TASK:
Examine the records and identify each line that includes the string "York". Copy those lines.

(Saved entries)
◇ ◇ ◇ ◇ ◇ ◇ ◇
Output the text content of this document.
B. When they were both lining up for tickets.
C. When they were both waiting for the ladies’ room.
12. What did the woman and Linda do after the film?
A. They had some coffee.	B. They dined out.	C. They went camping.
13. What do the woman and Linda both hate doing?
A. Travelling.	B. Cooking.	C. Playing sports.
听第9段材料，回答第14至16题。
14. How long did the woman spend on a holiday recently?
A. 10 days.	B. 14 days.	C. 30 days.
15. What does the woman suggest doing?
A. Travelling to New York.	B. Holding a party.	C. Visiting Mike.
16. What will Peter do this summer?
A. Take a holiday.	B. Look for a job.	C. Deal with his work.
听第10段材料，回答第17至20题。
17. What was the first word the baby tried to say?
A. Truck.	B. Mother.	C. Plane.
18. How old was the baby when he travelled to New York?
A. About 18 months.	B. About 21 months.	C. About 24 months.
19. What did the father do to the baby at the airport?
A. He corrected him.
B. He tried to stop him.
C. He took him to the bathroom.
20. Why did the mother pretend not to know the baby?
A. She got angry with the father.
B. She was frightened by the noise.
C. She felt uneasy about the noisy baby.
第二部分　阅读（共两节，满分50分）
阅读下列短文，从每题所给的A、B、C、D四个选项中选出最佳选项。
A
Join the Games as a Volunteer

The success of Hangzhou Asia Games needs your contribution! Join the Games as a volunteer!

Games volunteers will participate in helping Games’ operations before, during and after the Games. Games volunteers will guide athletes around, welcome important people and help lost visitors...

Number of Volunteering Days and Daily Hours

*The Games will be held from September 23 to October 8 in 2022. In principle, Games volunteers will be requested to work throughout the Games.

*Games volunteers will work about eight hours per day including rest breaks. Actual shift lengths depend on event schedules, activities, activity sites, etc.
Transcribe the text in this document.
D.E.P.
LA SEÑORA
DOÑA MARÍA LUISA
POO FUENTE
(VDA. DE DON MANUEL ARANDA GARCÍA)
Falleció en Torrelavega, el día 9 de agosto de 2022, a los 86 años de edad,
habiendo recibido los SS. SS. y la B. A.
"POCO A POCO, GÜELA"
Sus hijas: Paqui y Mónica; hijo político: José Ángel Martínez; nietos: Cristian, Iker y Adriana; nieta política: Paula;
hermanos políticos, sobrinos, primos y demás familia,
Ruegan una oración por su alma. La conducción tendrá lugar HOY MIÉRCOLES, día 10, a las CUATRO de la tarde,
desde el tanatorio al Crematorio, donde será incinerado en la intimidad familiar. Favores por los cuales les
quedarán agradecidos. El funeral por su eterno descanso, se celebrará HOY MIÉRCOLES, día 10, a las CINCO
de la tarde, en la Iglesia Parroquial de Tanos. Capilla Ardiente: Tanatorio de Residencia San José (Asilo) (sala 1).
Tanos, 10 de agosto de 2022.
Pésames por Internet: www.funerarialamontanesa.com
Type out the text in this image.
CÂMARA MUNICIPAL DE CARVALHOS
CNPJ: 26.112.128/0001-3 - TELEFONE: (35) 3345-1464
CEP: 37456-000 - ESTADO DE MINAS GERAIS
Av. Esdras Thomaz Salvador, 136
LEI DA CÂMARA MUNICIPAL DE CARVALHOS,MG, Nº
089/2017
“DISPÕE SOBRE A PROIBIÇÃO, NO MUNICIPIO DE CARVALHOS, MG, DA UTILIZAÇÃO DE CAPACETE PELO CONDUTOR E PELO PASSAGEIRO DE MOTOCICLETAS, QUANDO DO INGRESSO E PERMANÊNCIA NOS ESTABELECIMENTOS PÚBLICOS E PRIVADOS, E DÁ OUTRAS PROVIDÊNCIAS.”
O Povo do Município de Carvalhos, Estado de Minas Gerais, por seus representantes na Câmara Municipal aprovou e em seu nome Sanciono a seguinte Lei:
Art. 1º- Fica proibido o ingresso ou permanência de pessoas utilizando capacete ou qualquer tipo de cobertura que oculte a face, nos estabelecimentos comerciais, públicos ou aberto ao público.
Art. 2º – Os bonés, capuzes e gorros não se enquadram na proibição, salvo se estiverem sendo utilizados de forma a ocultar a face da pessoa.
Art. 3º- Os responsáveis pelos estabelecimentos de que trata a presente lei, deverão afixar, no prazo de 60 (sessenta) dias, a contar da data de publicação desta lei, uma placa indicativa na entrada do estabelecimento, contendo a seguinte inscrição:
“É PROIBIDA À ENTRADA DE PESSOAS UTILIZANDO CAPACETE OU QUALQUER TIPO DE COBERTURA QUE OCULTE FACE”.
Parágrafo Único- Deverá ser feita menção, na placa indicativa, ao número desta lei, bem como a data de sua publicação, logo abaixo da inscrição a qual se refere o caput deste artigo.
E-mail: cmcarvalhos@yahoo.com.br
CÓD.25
◇ ◇ ◇ ◇ ◇ ◇ ◇
TASK ANSWER:
A. Travelling to New York.	B. Holding a party.	C. Visiting Mike.
18. How old was the baby when he travelled to New York?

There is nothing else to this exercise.